Among the entries, which lines carry the string "experiences"? Copy each of them.
---- Material supplied
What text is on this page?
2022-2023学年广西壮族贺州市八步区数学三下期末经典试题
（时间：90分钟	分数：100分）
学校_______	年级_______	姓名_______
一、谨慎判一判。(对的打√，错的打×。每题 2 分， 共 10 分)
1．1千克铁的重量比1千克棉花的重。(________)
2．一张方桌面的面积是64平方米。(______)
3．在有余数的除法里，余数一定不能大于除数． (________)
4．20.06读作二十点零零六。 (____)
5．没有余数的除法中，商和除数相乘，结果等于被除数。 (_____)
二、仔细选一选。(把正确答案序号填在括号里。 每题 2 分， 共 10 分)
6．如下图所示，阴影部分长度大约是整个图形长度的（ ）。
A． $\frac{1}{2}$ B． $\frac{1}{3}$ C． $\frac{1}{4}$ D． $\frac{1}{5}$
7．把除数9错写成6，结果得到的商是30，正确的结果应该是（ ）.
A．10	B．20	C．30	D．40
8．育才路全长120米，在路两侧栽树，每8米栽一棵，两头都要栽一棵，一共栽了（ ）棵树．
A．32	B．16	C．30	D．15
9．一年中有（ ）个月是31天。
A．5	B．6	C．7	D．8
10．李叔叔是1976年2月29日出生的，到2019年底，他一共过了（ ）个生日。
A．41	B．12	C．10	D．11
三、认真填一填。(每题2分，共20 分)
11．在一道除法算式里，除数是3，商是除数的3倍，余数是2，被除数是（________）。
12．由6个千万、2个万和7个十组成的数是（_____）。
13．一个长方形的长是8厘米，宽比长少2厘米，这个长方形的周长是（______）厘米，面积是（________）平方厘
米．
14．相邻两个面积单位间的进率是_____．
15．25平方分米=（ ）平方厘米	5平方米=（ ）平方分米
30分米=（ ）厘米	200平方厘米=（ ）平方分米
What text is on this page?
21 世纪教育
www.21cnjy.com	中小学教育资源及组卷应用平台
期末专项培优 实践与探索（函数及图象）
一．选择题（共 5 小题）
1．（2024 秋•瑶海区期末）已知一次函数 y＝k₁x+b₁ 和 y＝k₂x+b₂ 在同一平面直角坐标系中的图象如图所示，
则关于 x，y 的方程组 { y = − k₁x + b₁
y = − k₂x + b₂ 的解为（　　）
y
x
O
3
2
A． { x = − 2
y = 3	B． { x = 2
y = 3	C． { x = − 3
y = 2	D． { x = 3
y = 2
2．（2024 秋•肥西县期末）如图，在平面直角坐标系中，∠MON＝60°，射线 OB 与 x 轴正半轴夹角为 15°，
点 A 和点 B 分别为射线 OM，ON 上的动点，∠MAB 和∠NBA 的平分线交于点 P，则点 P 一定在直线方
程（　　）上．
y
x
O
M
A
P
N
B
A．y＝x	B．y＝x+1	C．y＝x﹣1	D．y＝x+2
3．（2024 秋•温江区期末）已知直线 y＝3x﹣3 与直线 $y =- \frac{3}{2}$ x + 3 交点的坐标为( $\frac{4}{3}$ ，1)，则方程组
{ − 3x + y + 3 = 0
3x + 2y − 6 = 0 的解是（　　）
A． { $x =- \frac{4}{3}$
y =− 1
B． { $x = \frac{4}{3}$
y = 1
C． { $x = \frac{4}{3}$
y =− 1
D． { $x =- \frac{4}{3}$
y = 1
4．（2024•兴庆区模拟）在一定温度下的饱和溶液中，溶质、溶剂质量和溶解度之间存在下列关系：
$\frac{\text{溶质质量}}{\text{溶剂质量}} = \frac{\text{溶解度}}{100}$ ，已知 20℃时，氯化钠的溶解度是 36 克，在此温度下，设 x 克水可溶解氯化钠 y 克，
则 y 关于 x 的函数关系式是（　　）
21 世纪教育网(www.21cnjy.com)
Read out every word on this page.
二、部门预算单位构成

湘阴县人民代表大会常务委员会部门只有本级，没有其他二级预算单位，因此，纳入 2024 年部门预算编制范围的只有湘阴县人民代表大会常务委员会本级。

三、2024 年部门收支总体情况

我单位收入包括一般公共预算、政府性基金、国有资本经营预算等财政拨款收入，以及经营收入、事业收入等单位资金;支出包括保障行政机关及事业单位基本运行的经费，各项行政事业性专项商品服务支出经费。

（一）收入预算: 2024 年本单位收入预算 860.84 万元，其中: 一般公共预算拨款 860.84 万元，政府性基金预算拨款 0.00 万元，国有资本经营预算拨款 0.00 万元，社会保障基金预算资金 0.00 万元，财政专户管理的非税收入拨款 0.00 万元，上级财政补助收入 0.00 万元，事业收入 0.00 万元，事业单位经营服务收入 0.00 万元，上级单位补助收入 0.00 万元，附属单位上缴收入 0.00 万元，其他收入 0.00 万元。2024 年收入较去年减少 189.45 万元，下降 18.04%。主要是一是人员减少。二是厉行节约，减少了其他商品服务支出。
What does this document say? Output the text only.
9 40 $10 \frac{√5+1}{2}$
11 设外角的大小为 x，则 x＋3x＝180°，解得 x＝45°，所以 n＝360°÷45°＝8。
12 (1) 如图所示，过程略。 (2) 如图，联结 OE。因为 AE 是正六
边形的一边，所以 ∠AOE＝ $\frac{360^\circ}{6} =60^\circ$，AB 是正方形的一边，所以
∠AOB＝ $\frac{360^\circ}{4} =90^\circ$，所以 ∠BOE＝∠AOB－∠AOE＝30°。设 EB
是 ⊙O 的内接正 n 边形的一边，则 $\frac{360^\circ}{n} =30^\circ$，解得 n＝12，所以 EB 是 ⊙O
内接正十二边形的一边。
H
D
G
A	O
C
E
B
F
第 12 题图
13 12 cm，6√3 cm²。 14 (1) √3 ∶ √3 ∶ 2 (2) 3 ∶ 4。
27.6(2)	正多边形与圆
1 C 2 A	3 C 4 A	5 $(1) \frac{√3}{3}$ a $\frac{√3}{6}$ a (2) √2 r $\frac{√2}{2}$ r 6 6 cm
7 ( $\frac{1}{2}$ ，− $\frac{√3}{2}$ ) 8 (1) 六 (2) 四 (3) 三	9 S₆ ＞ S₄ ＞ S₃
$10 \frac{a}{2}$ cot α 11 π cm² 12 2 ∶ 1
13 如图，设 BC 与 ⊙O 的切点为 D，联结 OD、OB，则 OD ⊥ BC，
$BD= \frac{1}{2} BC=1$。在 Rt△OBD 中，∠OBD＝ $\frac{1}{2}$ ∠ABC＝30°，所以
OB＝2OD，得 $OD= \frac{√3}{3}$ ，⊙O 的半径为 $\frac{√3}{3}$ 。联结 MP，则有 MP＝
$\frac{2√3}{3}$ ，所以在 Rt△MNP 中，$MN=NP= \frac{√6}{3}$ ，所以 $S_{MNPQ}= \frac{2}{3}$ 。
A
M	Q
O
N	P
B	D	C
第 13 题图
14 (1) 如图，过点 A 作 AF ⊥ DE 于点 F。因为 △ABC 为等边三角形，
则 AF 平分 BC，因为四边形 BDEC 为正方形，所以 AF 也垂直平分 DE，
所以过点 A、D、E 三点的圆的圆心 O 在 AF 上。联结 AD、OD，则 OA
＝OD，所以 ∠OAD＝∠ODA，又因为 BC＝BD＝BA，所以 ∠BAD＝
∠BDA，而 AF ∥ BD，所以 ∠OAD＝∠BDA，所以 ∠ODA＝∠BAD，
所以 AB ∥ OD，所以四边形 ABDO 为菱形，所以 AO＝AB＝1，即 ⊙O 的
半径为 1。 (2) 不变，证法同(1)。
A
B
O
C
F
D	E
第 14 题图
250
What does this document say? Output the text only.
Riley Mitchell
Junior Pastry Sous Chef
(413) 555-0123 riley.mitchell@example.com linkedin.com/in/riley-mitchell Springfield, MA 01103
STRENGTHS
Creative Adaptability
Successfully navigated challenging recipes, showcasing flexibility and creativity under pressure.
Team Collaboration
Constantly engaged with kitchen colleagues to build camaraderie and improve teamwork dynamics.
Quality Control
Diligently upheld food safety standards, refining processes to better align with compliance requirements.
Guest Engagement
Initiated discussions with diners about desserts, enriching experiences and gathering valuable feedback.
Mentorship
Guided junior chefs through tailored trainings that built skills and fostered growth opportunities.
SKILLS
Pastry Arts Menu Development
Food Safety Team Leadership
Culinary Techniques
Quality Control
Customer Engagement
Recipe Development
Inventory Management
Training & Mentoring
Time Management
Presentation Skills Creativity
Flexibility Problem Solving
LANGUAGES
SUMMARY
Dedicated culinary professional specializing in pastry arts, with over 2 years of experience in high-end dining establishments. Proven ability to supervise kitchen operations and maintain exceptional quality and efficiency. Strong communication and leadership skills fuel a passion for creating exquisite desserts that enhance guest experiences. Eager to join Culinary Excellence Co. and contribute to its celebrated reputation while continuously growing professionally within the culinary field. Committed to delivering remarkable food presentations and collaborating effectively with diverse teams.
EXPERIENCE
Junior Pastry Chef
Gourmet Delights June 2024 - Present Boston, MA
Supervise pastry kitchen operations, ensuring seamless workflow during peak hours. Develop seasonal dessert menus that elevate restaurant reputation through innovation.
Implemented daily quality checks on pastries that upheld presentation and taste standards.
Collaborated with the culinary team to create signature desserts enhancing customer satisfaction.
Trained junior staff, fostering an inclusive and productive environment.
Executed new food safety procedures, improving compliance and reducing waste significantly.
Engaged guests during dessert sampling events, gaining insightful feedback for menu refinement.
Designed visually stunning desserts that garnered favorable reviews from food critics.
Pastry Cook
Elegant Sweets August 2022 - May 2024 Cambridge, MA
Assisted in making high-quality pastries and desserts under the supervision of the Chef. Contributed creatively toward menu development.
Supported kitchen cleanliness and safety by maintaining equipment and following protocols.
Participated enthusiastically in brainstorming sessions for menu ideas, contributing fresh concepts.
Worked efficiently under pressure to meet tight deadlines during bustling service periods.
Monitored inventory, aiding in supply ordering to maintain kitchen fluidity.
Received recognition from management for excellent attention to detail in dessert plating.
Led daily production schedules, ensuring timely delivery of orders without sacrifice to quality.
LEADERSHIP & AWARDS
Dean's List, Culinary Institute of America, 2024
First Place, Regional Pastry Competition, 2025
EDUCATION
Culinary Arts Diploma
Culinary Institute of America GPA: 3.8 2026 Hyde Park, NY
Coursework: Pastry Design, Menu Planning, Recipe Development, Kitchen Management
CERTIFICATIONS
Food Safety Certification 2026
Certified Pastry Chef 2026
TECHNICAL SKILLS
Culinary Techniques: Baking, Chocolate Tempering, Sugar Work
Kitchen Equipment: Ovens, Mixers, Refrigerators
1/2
--------
Result of this exercise>
Initiated discussions with diners about desserts, enriching experiences and gathering valuable feedback.
Dedicated culinary professional specializing in pastry arts, with over 2 years of experience in high-end dining establishments. Proven ability to supervise kitchen operations and maintain exceptional quality and efficiency. Strong communication and leadership skills fuel a passion for creating exquisite desserts that enhance guest experiences. Eager to join Culinary Excellence Co. and contribute to its celebrated reputation while continuously growing professionally within the culinary field. Committed to delivering remarkable food presentations and collaborating effectively with diverse teams.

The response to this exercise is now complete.